**Instruction:** Pull out every line below that contains the word "icon".

[Saved data entries]

════════

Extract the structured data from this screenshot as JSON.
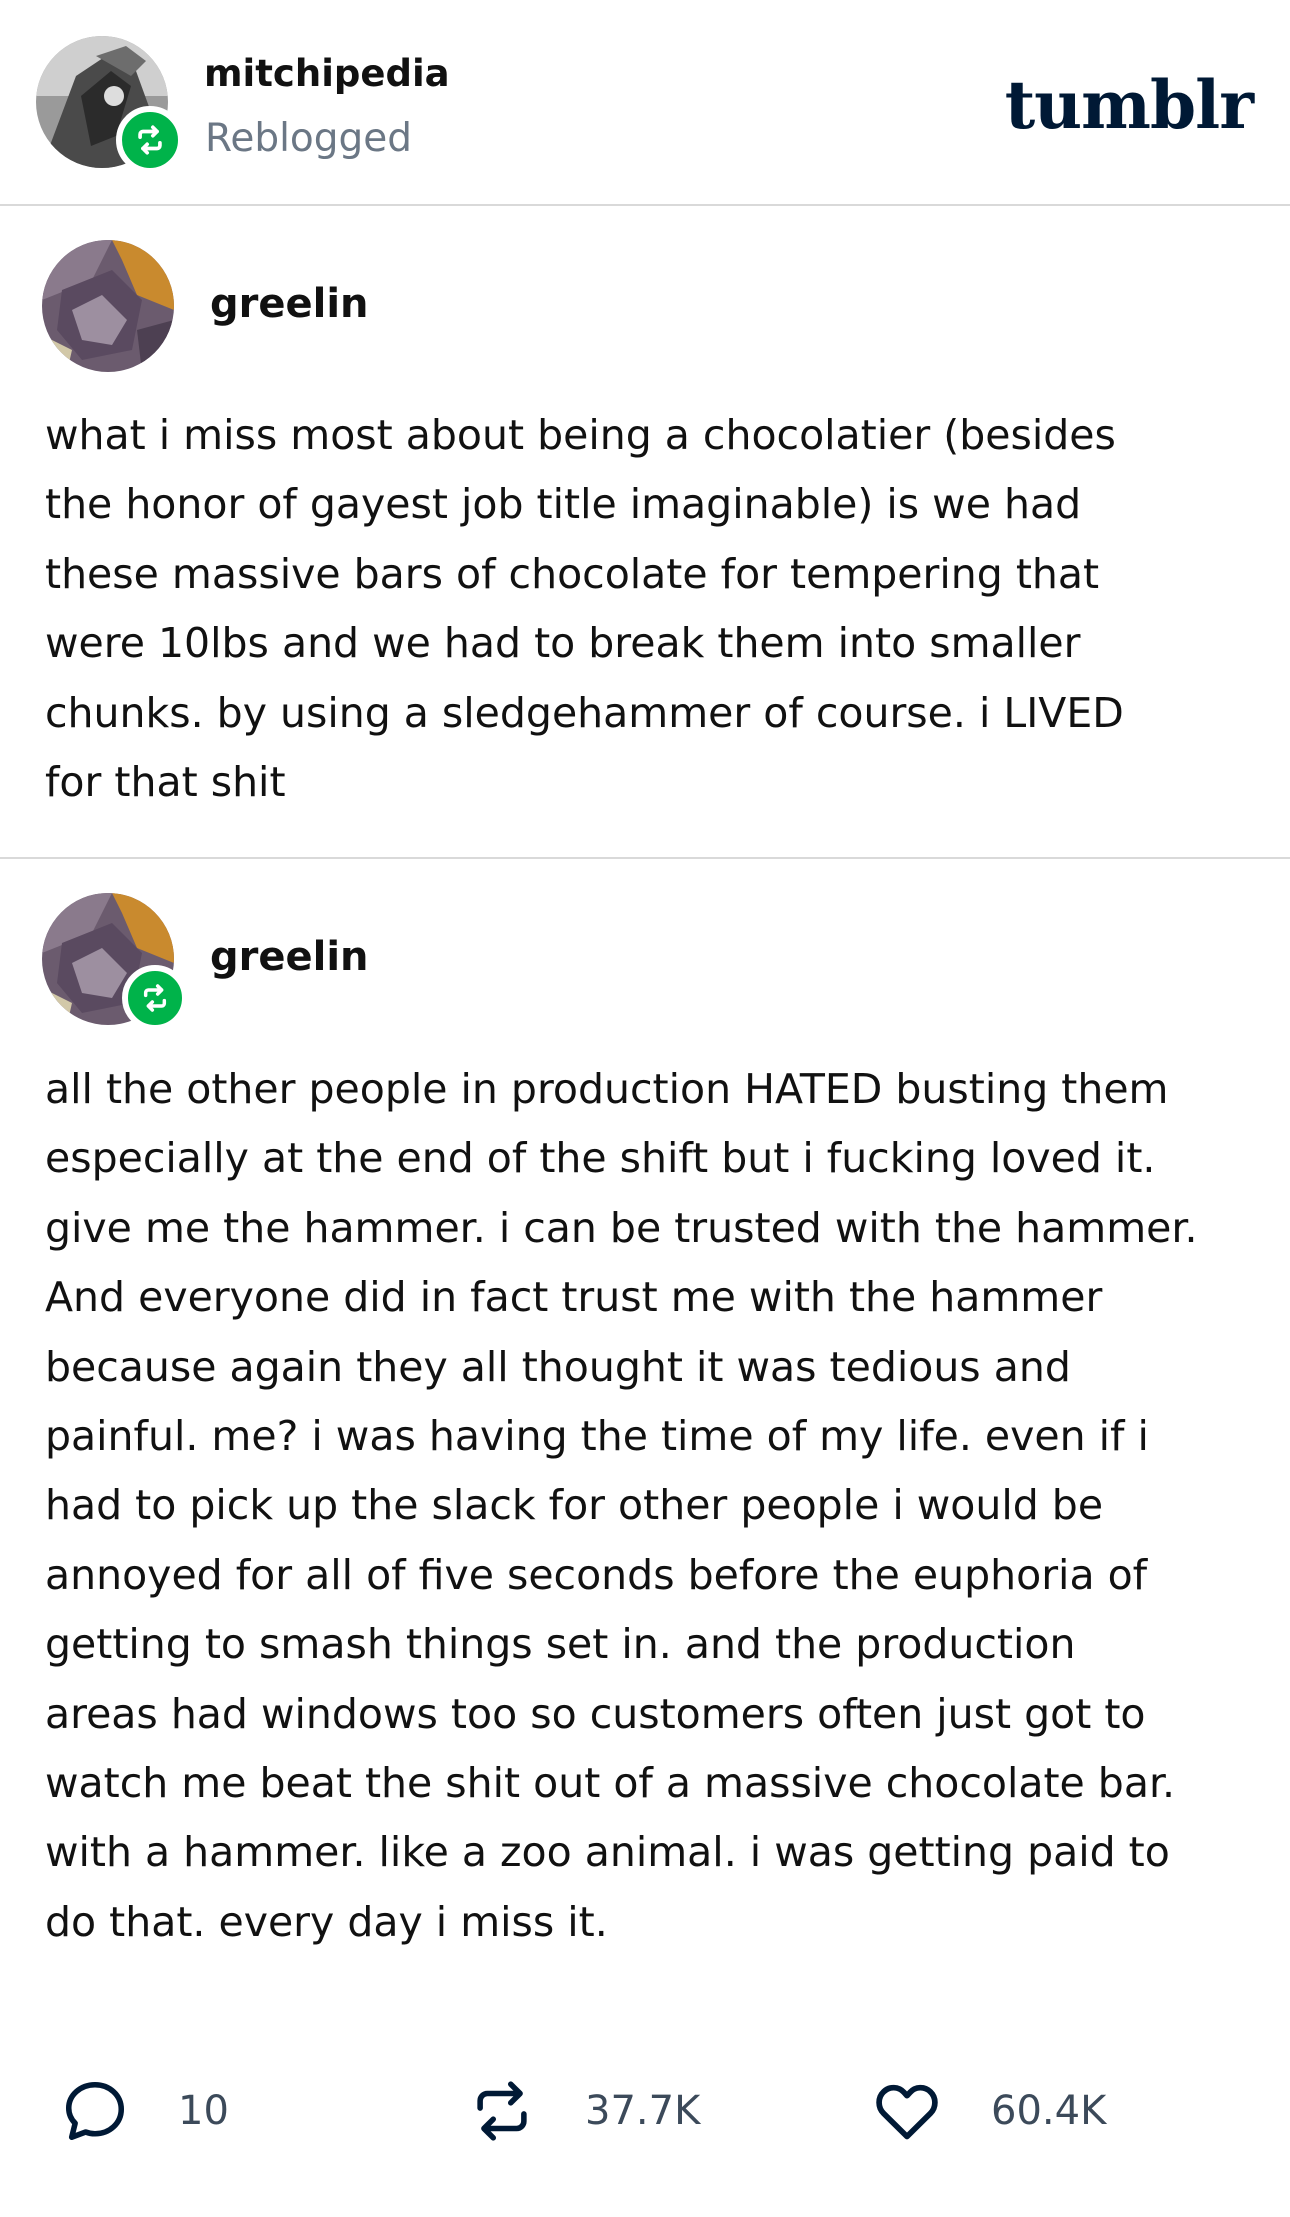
{
  "header": {
    "username": "mitchipedia",
    "status": "Reblogged",
    "logo": "tumblr",
    "reblog_icon": "reblog-icon"
  },
  "posts": [
    {
      "username": "greelin",
      "text": "what i miss most about being a chocolatier (besides\nthe honor of gayest job title imaginable) is we had\nthese massive bars of chocolate for tempering that\nwere 10lbs and we had to break them into smaller\nchunks. by using a sledgehammer of course. i LIVED\nfor that shit"
    },
    {
      "username": "greelin",
      "reblog_icon": "reblog-icon",
      "text": "all the other people in production HATED busting them\nespecially at the end of the shift but i fucking loved it.\ngive me the hammer. i can be trusted with the hammer.\nAnd everyone did in fact trust me with the hammer\nbecause again they all thought it was tedious and\npainful. me? i was having the time of my life. even if i\nhad to pick up the slack for other people i would be\nannoyed for all of five seconds before the euphoria of\ngetting to smash things set in. and the production\nareas had windows too so customers often just got to\nwatch me beat the shit out of a massive chocolate bar.\nwith a hammer. like a zoo animal. i was getting paid to\ndo that. every day i miss it."
    }
  ],
  "footer": {
    "comments": {
      "icon": "comment-icon",
      "count": "10"
    },
    "reblogs": {
      "icon": "reblog-icon",
      "count": "37.7K"
    },
    "likes": {
      "icon": "heart-icon",
      "count": "60.4K"
    }
  },
  "colors": {
    "reblog_green": "#00b34a",
    "logo_navy": "#001935",
    "muted_text": "#6b7785",
    "divider": "#d9d9d9"
  }
}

════════

**Worked answer:**
    "reblog_icon": "reblog-icon"
      "reblog_icon": "reblog-icon",
      "icon": "comment-icon",
      "icon": "reblog-icon",
      "icon": "heart-icon",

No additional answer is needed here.